==== SELECTED TEXT

It’s as tall as it is because the camera needs a top-down view, and the grabber arm needs a range of height. It has a base because it needs wheels and a motor that double as a counterweight. The arm telescopes as far as it does so it can reach across tables and countertops, or into cabinets.

I can’t say it was designed entirely by engineers, as a look at some of the details reveals the ministrations of a designer:

That being said, the overall design of Stretch, which can be said to be cutting-edge due to Edsinger’s pedigree, reveals that we’re really in the infancy of the design of robot assistants. Stretch can unload clothes from a dryer, but I doubt it could subsequently move the laden basket. It can wipe down surfaces, but with only one hand, cannot spray and wipe them at the same time; it also can’t clean them as thoroughly as a low-wage worker or a determined child. And it appears to exist on a perfect plane, which is to say, thresholds, steps and surface changes are bound to stymie it.

========
==== PROVIDED RECORDS

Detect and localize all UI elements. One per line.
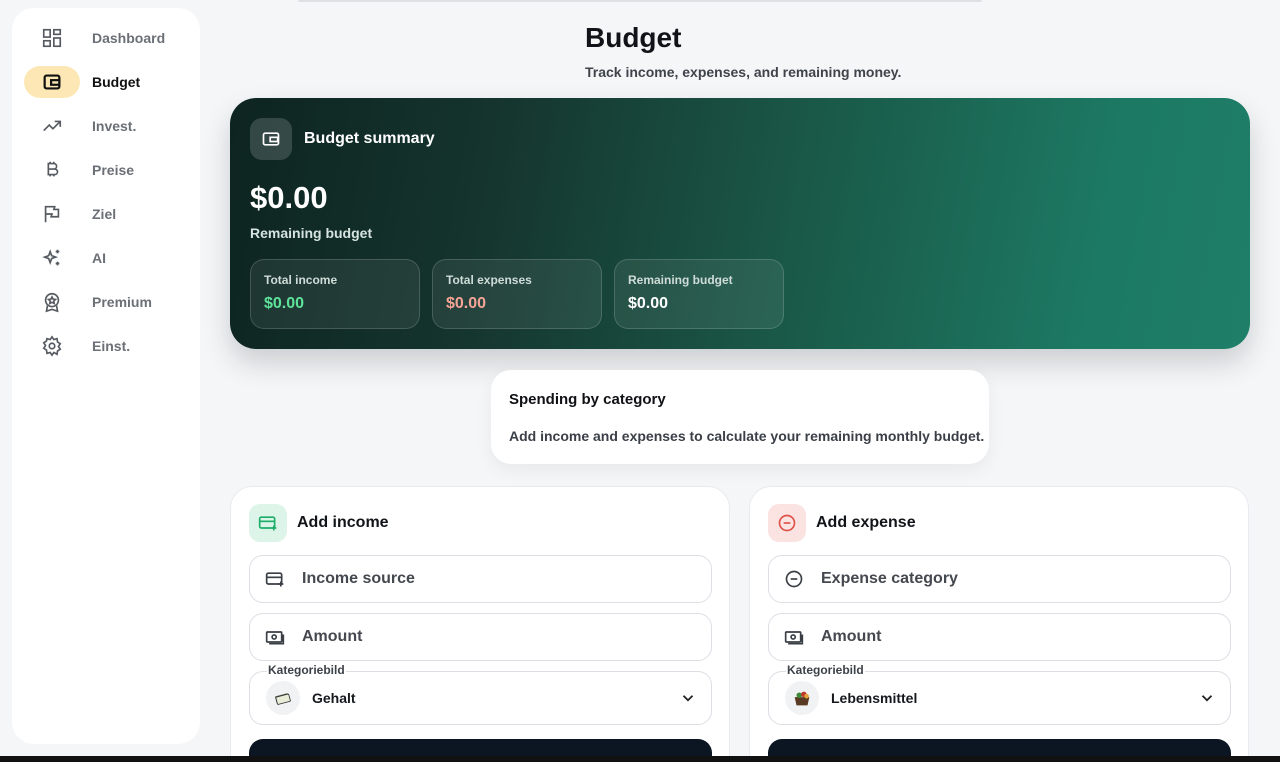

========
==== PROVIDED RECORDS

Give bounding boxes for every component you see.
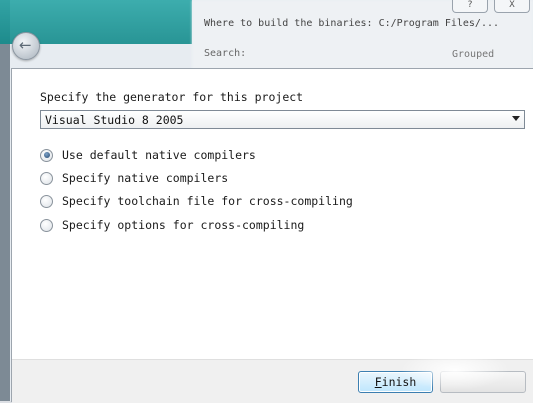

========

▸ **DIRECTIONS**:
Rewrite the Stretch robot passage starting with "It’s as tall" and going on through "or into cabinets.", replacing "grabber arm" with "gripper arm". The entries are separate material from the passage on the Stretch robot.

▸ **RESULT FOR THIS TASK**:
It’s as tall as it is because the camera needs a top-down view, and the gripper arm needs a range of height. It has a base because it needs wheels and a motor that double as a counterweight. The arm telescopes as far as it does so it can reach across tables and countertops, or into cabinets.